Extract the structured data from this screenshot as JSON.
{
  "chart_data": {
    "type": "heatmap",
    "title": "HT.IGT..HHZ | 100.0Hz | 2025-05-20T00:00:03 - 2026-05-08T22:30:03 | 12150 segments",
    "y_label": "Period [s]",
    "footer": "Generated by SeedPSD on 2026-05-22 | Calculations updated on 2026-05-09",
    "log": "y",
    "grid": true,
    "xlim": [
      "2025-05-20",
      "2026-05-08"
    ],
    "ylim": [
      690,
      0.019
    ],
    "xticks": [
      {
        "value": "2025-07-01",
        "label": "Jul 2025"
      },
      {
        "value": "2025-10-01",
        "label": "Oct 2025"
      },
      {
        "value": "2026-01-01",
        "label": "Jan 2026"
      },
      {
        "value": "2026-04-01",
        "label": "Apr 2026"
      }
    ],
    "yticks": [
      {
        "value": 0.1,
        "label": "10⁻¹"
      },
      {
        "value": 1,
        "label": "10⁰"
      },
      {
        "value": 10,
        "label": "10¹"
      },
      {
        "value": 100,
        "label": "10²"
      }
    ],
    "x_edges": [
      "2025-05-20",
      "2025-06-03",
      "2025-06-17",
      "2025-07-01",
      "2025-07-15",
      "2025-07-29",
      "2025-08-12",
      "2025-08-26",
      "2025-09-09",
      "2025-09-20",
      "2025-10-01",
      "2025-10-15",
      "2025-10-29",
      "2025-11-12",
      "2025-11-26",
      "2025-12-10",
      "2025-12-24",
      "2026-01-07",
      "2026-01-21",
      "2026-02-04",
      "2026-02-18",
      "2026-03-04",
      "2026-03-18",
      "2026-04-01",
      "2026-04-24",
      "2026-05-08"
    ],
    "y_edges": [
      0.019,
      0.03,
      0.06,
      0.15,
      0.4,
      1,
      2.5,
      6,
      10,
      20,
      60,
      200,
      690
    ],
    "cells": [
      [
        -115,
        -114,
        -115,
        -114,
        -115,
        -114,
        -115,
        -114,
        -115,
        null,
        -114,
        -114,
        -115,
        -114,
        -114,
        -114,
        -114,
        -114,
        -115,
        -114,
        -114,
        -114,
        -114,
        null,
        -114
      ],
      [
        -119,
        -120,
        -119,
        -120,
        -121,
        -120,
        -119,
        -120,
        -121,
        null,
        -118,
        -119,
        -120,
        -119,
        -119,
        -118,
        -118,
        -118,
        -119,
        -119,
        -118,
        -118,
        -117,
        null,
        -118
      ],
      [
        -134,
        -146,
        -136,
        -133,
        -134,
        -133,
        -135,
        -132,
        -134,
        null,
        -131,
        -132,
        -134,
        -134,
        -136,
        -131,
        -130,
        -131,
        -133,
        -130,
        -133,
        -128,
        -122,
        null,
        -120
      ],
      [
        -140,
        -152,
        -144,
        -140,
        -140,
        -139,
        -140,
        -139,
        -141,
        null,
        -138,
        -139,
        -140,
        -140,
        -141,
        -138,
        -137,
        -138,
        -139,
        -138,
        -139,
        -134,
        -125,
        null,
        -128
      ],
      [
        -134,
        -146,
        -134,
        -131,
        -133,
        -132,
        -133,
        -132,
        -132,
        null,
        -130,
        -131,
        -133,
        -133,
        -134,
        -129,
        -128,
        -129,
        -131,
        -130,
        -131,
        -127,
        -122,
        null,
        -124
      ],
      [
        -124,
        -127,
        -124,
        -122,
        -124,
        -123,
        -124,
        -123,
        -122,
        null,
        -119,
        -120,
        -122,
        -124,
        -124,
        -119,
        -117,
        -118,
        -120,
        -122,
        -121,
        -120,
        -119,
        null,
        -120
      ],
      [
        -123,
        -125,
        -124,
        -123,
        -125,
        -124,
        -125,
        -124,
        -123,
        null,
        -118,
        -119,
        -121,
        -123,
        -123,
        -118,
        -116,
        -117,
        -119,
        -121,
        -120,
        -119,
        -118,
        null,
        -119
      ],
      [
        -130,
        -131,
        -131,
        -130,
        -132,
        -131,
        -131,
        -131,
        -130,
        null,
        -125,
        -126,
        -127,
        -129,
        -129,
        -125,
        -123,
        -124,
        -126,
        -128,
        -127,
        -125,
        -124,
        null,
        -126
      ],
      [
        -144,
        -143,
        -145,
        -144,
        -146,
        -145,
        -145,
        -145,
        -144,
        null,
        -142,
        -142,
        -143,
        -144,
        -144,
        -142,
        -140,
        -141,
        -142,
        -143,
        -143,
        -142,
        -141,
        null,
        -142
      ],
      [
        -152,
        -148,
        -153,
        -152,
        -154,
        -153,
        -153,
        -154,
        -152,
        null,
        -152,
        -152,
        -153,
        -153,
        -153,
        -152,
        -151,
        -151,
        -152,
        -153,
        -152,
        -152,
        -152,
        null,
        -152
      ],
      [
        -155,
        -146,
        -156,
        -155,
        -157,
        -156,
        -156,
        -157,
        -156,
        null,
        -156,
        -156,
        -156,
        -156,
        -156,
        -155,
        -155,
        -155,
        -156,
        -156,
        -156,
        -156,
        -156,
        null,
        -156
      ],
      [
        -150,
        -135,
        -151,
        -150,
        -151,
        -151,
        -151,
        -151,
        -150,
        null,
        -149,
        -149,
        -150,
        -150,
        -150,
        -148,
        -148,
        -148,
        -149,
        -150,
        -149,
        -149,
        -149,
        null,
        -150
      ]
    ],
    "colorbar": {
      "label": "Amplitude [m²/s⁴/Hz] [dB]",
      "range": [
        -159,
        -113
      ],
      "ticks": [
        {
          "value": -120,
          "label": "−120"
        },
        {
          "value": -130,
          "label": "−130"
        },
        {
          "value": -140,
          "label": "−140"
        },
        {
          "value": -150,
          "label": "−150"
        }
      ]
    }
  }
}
☆ ☆ ☆ ☆
**Goal**. Show every line that contains the word "value".

**Full output**.
        "value": "2025-07-01",
        "value": "2025-10-01",
        "value": "2026-01-01",
        "value": "2026-04-01",
        "value": 0.1,
        "value": 1,
        "value": 10,
        "value": 100,
          "value": -120,
          "value": -130,
          "value": -140,
          "value": -150,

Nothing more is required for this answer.